_Brief_
Check every line below for the word "title" and show those that hold it.

_Material to process_
* Begin *

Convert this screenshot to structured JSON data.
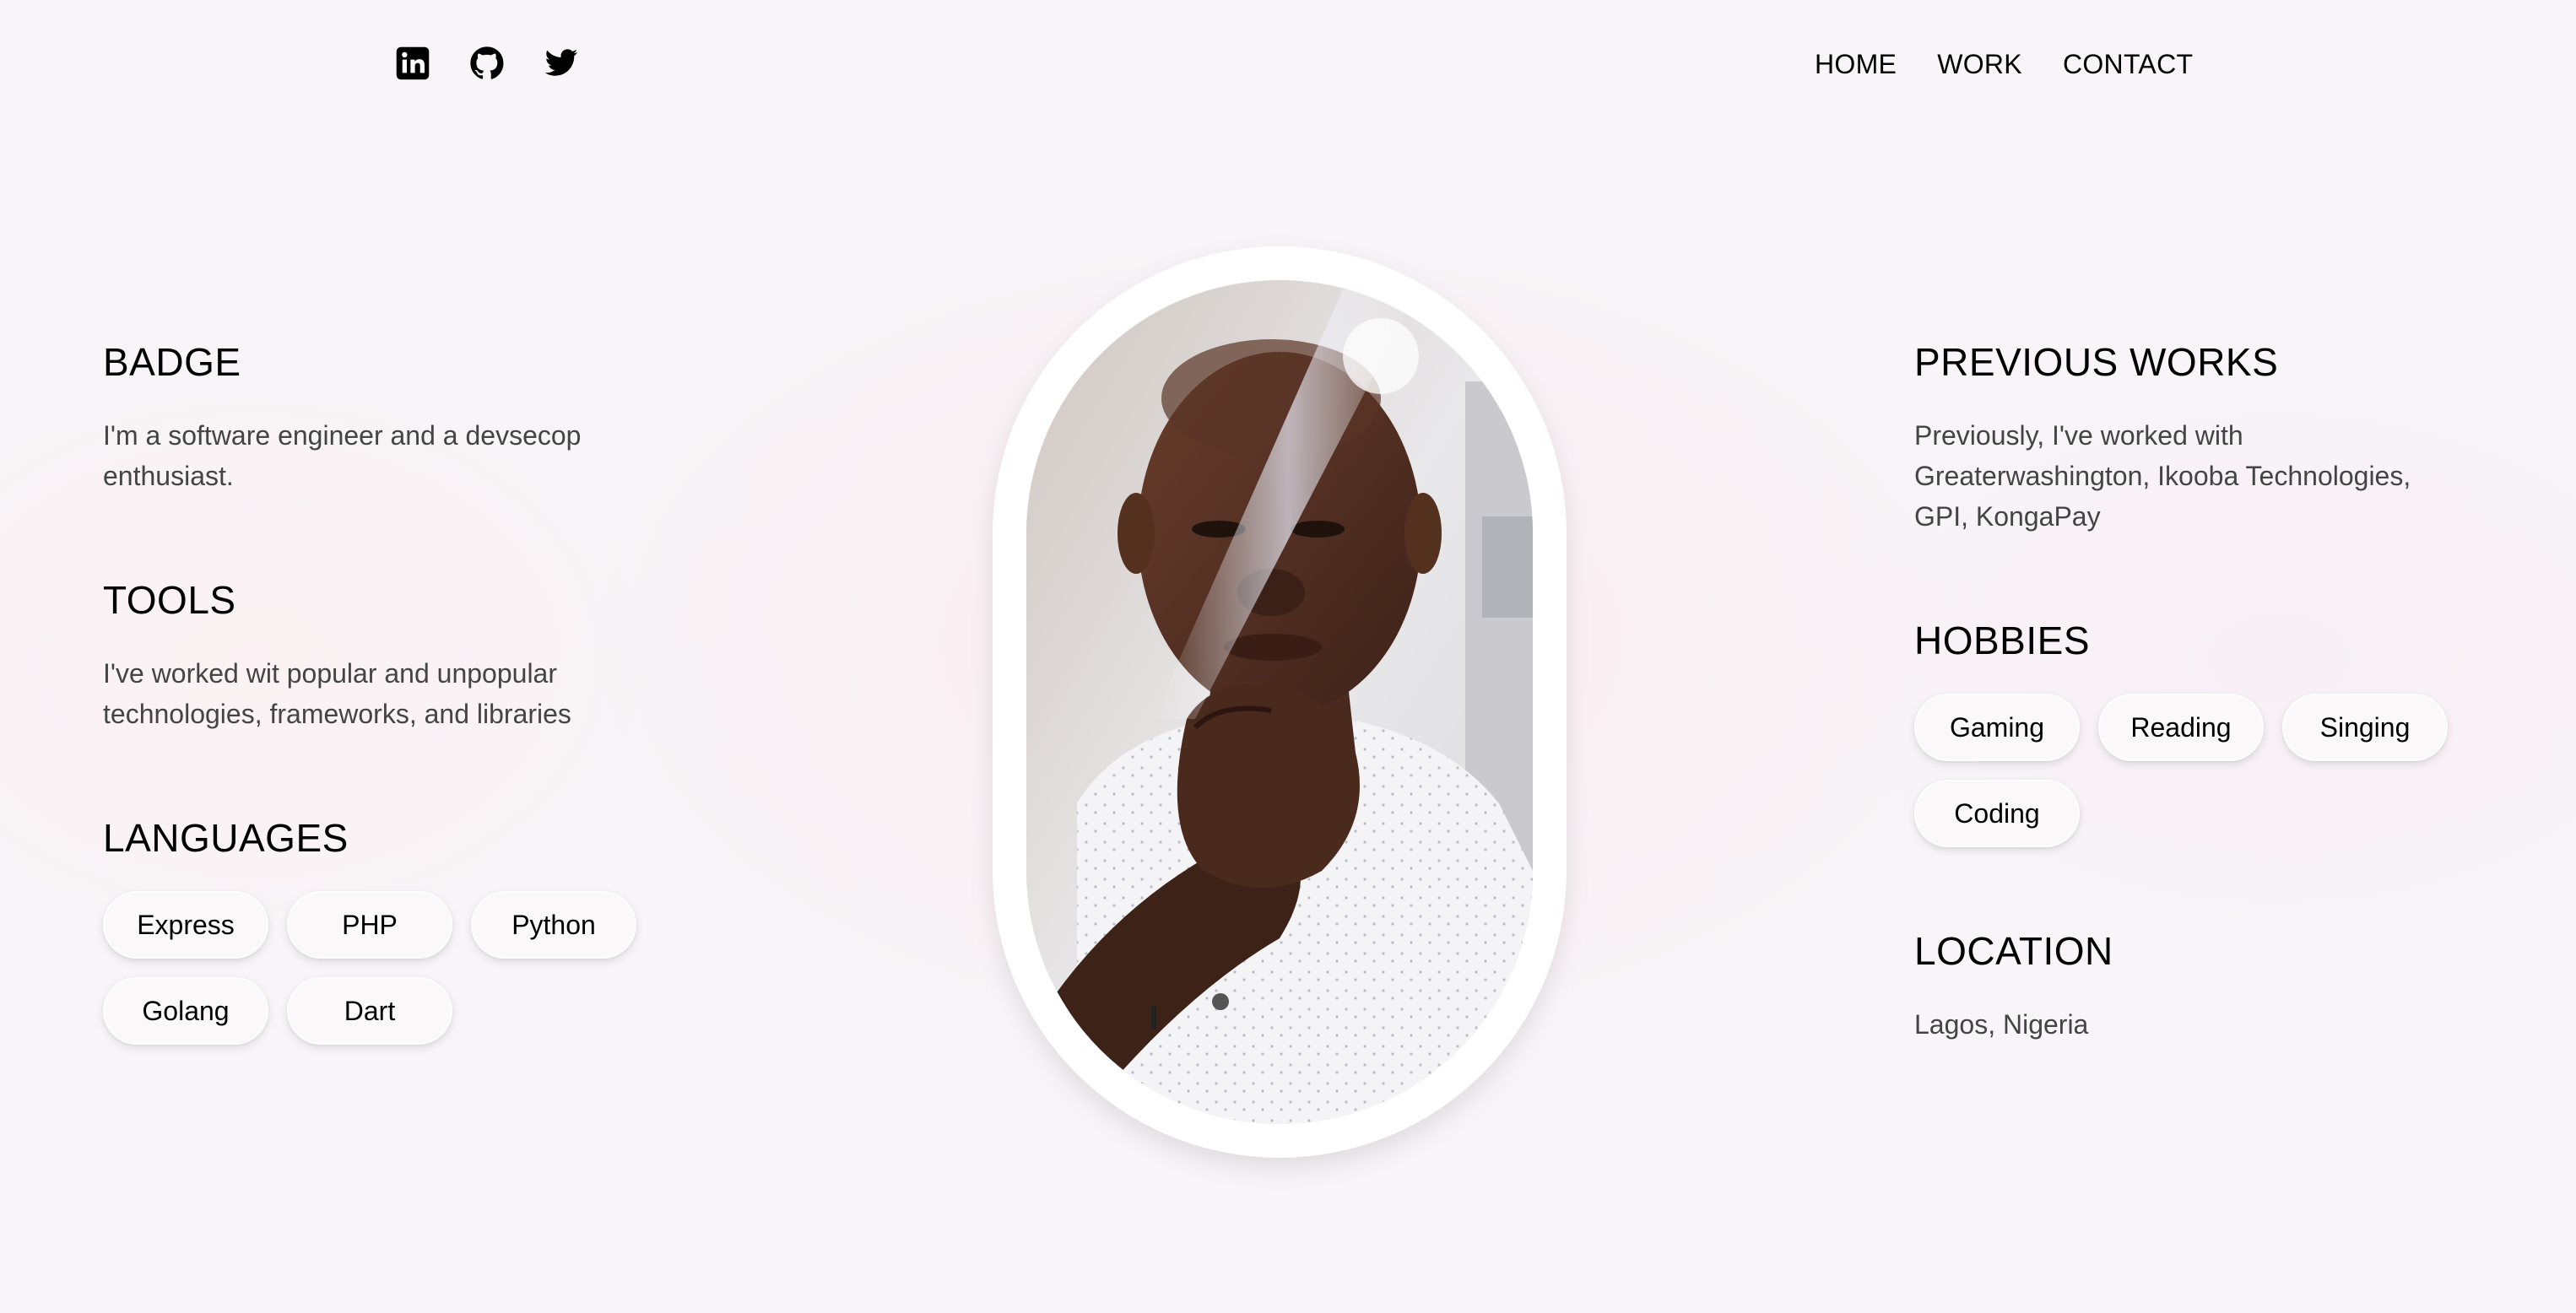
{
  "header": {
    "socials": [
      {
        "icon": "linkedin-icon"
      },
      {
        "icon": "github-icon"
      },
      {
        "icon": "twitter-icon"
      }
    ],
    "nav": [
      {
        "label": "HOME"
      },
      {
        "label": "WORK"
      },
      {
        "label": "CONTACT"
      }
    ]
  },
  "left": {
    "badge": {
      "title": "BADGE",
      "text": "I'm a software engineer and a devsecop enthusiast."
    },
    "tools": {
      "title": "TOOLS",
      "text": "I've worked wit popular and unpopular technologies, frameworks, and libraries"
    },
    "languages": {
      "title": "LANGUAGES",
      "items": [
        "Express",
        "PHP",
        "Python",
        "Golang",
        "Dart"
      ]
    }
  },
  "right": {
    "previous_works": {
      "title": "PREVIOUS WORKS",
      "text": "Previously, I've worked with Greaterwashington, Ikooba Technologies, GPI, KongaPay"
    },
    "hobbies": {
      "title": "HOBBIES",
      "items": [
        "Gaming",
        "Reading",
        "Singing",
        "Coding"
      ]
    },
    "location": {
      "title": "LOCATION",
      "text": "Lagos, Nigeria"
    }
  },
  "colors": {
    "background": "#f8f4f7",
    "text": "#000000",
    "body_text": "#444444",
    "chip_background": "#fbf8fa"
  }
}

* End *

_Problem solution_
      "title": "BADGE",
      "title": "TOOLS",
      "title": "LANGUAGES",
      "title": "PREVIOUS WORKS",
      "title": "HOBBIES",
      "title": "LOCATION",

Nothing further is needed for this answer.